Output the data verbatim, minus the images.

Document content entries

□ □ □ □ □

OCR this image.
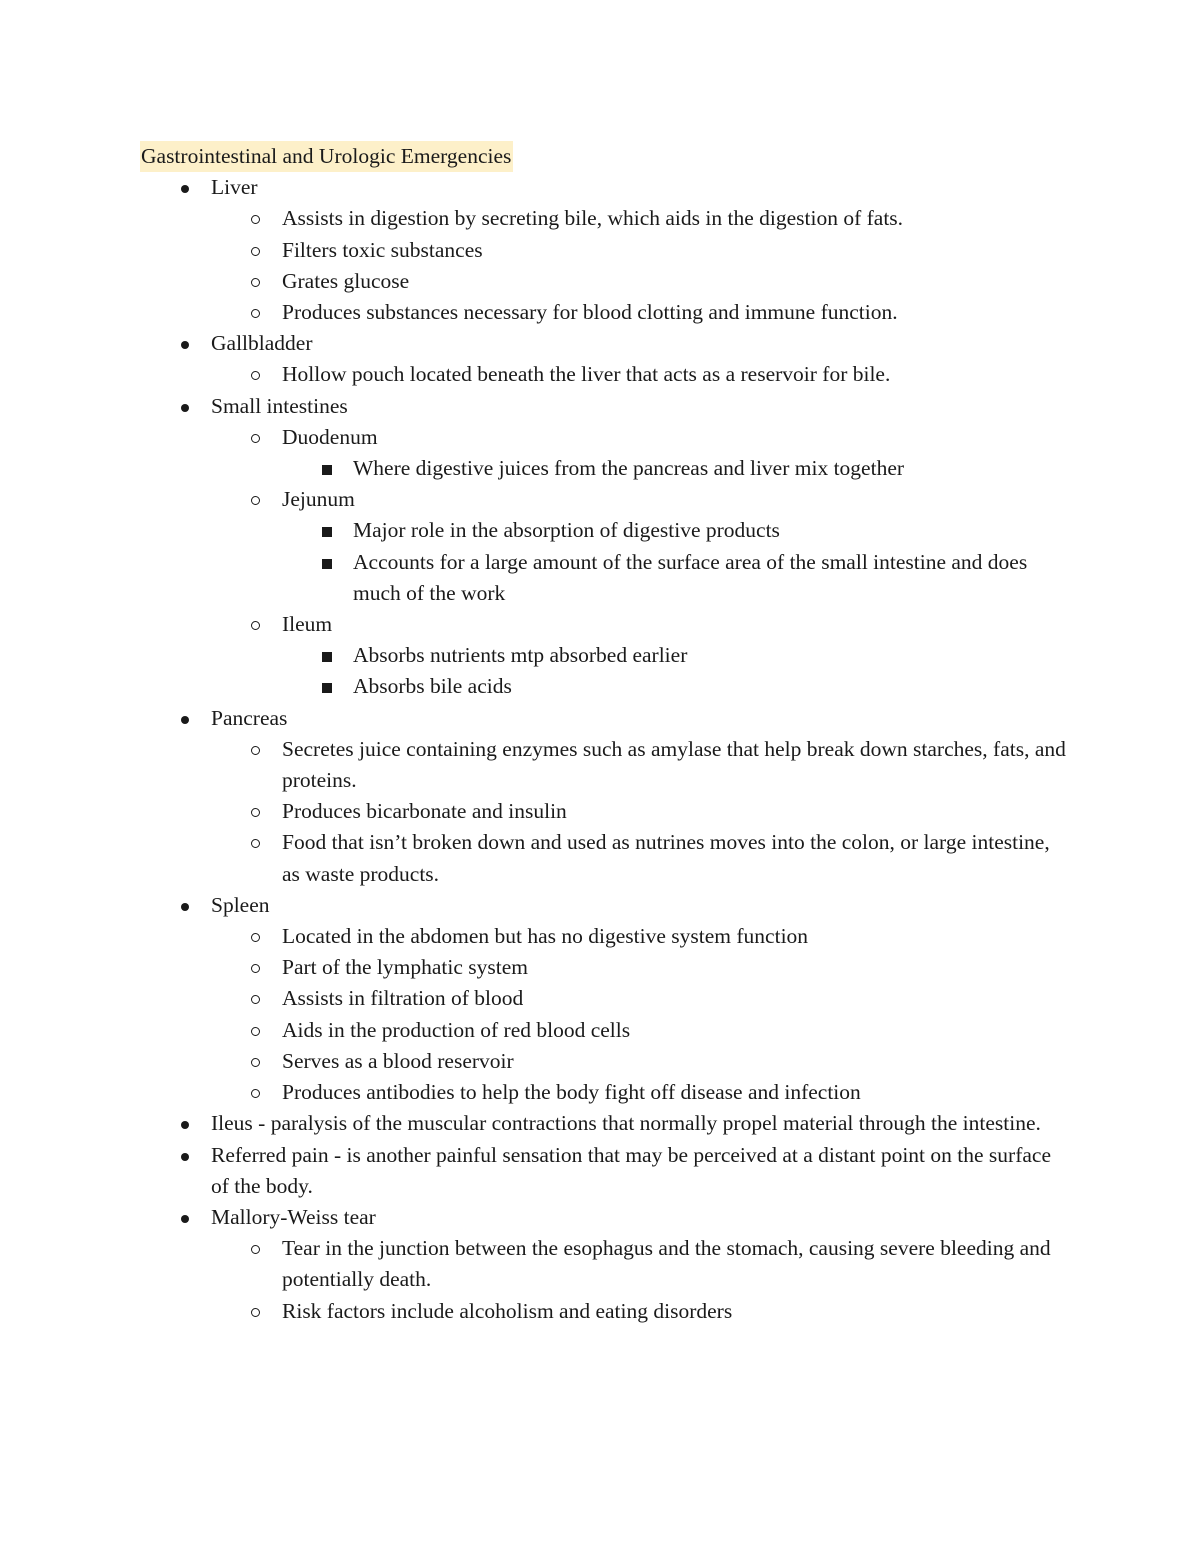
Gastrointestinal and Urologic Emergencies
Liver
Assists in digestion by secreting bile, which aids in the digestion of fats.
Filters toxic substances
Grates glucose
Produces substances necessary for blood clotting and immune function.
Gallbladder
Hollow pouch located beneath the liver that acts as a reservoir for bile.
Small intestines
Duodenum
Where digestive juices from the pancreas and liver mix together
Jejunum
Major role in the absorption of digestive products
Accounts for a large amount of the surface area of the small intestine and does much of the work
Ileum
Absorbs nutrients mtp absorbed earlier
Absorbs bile acids
Pancreas
Secretes juice containing enzymes such as amylase that help break down starches, fats, and proteins.
Produces bicarbonate and insulin
Food that isn’t broken down and used as nutrines moves into the colon, or large intestine, as waste products.
Spleen
Located in the abdomen but has no digestive system function
Part of the lymphatic system
Assists in filtration of blood
Aids in the production of red blood cells
Serves as a blood reservoir
Produces antibodies to help the body fight off disease and infection
Ileus - paralysis of the muscular contractions that normally propel material through the intestine.
Referred pain - is another painful sensation that may be perceived at a distant point on the surface of the body.
Mallory-Weiss tear
Tear in the junction between the esophagus and the stomach, causing severe bleeding and potentially death.
Risk factors include alcoholism and eating disorders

□ □ □ □ □

Exercise solution
OCR this image.
Gastrointestinal and Urologic Emergencies
Liver
Assists in digestion by secreting bile, which aids in the digestion of fats.
Filters toxic substances
Grates glucose
Produces substances necessary for blood clotting and immune function.
Gallbladder
Hollow pouch located beneath the liver that acts as a reservoir for bile.
Small intestines
Duodenum
Where digestive juices from the pancreas and liver mix together
Jejunum
Major role in the absorption of digestive products
Accounts for a large amount of the surface area of the small intestine and does much of the work
Ileum
Absorbs nutrients mtp absorbed earlier
Absorbs bile acids
Pancreas
Secretes juice containing enzymes such as amylase that help break down starches, fats, and proteins.
Produces bicarbonate and insulin
Food that isn’t broken down and used as nutrines moves into the colon, or large intestine, as waste products.
Spleen
Located in the abdomen but has no digestive system function
Part of the lymphatic system
Assists in filtration of blood
Aids in the production of red blood cells
Serves as a blood reservoir
Produces antibodies to help the body fight off disease and infection
Ileus - paralysis of the muscular contractions that normally propel material through the intestine.
Referred pain - is another painful sensation that may be perceived at a distant point on the surface of the body.
Mallory-Weiss tear
Tear in the junction between the esophagus and the stomach, causing severe bleeding and potentially death.
Risk factors include alcoholism and eating disorders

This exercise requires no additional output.